◆ **What to produce**:
Identify every line in the records below that contains the word "Name", and reproduce each one.
# # # #
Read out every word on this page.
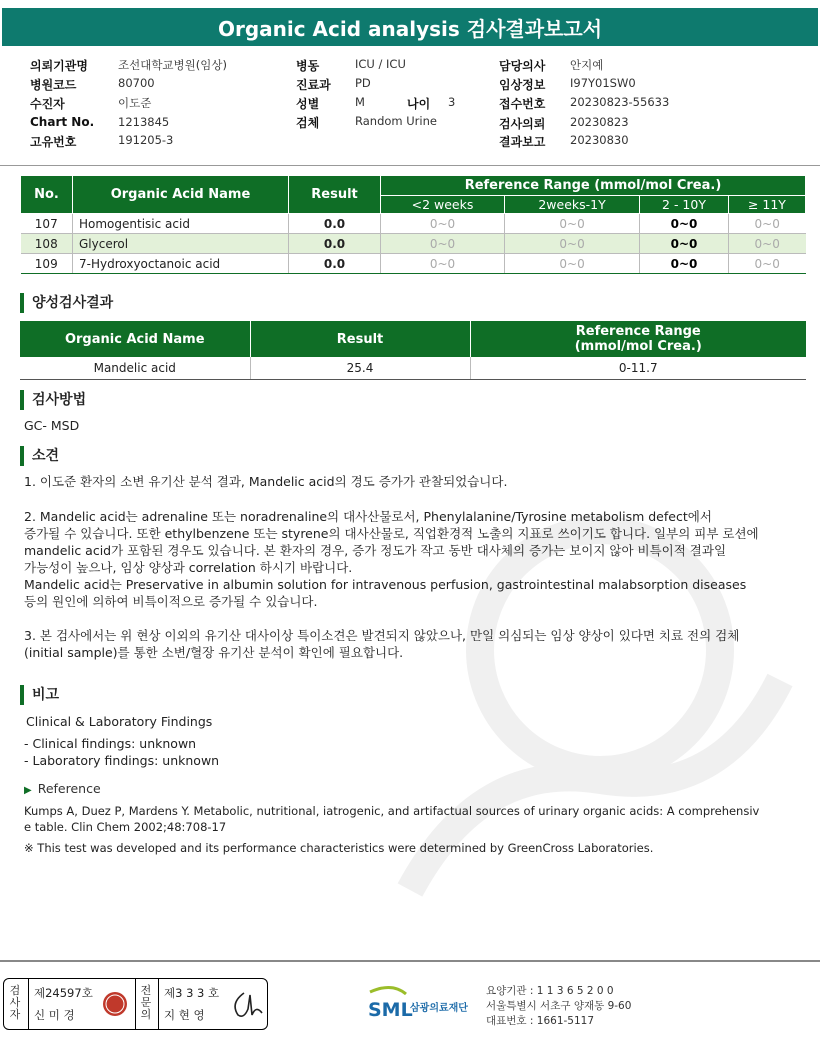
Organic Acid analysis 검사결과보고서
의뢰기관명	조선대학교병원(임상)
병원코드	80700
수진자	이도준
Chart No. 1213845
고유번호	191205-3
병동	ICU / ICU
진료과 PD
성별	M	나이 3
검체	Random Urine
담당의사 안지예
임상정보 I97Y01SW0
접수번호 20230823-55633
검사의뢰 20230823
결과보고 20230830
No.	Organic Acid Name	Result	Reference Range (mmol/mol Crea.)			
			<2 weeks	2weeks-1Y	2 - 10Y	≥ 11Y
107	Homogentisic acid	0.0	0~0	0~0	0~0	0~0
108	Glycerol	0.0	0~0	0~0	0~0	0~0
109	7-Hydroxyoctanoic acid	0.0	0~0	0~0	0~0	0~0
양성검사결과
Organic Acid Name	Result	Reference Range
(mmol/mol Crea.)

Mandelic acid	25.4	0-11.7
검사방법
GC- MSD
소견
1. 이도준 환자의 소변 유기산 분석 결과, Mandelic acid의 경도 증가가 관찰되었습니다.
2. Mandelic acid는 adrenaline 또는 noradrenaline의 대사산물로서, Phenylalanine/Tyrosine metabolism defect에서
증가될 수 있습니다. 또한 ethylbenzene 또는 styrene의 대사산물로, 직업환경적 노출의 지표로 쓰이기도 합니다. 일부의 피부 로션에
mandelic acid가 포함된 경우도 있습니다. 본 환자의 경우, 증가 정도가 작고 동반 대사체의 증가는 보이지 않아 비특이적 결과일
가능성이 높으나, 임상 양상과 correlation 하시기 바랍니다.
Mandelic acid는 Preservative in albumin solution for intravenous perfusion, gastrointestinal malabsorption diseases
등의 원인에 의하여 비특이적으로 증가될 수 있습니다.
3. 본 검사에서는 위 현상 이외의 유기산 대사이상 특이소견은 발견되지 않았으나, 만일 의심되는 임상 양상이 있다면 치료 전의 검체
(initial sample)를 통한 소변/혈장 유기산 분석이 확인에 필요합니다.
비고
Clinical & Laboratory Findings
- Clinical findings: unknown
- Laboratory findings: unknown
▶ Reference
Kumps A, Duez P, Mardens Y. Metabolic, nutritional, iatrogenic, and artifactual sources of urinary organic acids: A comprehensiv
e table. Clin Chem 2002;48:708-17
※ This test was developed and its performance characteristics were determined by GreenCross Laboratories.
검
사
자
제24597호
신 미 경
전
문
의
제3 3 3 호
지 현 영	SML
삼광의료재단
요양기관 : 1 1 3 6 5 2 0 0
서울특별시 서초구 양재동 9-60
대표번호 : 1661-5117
# # # #
◆ **Correct response**:
No.	Organic Acid Name	Result	Reference Range (mmol/mol Crea.)			
Organic Acid Name	Result	Reference Range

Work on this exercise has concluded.